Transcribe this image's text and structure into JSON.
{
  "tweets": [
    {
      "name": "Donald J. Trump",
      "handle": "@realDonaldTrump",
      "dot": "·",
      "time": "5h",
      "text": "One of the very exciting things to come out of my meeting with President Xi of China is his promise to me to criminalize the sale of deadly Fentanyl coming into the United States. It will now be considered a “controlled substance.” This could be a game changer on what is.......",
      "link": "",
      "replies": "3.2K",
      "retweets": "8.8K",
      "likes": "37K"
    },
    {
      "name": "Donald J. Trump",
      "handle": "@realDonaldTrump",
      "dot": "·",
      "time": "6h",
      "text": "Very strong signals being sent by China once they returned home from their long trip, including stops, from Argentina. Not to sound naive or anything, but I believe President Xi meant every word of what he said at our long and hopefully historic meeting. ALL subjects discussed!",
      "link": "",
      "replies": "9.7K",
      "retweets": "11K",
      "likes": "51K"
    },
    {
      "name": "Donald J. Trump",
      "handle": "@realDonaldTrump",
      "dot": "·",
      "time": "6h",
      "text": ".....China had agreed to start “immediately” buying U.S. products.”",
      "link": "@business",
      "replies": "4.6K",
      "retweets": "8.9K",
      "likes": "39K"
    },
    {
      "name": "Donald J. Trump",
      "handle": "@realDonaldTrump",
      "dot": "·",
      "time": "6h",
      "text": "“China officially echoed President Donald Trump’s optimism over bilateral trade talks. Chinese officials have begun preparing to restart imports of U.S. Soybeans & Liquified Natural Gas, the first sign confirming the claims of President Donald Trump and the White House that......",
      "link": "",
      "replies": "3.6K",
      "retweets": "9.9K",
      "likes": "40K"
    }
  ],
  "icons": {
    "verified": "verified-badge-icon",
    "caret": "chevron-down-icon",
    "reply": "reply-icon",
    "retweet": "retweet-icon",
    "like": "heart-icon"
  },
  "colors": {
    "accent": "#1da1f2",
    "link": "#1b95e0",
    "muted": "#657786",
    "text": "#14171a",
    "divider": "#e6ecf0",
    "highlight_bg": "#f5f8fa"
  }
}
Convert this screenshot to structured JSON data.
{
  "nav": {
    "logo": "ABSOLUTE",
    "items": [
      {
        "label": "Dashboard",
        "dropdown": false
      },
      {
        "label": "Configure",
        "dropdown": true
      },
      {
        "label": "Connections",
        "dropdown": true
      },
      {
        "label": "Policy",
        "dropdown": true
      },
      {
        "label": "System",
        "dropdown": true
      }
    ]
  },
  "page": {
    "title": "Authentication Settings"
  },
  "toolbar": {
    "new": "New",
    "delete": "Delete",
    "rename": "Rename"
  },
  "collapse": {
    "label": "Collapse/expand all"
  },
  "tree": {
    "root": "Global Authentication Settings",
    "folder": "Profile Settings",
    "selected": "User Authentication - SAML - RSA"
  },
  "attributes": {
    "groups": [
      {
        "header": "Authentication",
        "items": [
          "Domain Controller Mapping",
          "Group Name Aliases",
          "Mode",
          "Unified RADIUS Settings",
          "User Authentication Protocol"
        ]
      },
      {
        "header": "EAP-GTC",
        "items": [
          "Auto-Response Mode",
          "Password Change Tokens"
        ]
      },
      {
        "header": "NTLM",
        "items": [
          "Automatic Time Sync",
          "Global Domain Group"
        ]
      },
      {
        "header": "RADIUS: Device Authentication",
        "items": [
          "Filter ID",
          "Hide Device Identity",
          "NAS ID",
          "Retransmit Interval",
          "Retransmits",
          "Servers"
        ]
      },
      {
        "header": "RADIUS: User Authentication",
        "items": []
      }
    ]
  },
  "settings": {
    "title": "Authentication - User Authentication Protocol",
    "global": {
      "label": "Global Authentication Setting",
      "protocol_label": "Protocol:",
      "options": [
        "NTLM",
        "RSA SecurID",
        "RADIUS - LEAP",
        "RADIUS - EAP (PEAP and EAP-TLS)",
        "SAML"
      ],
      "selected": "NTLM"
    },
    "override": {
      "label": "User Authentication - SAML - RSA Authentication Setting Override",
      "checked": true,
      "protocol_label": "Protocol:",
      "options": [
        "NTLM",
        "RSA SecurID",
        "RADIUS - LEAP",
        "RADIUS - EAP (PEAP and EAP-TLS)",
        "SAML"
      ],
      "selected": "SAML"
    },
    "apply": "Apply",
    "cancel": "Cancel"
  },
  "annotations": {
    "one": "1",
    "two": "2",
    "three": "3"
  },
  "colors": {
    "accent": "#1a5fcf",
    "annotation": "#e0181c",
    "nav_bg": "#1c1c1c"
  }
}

========================================

• TASK REQUIREMENTS
Identify each line in the records above containing the word "SAML"; copy those lines.

• SOLUTION TO THIS EXERCISE
    "selected": "User Authentication - SAML - RSA"
        "SAML"
      "label": "User Authentication - SAML - RSA Authentication Setting Override",
        "SAML"
      "selected": "SAML"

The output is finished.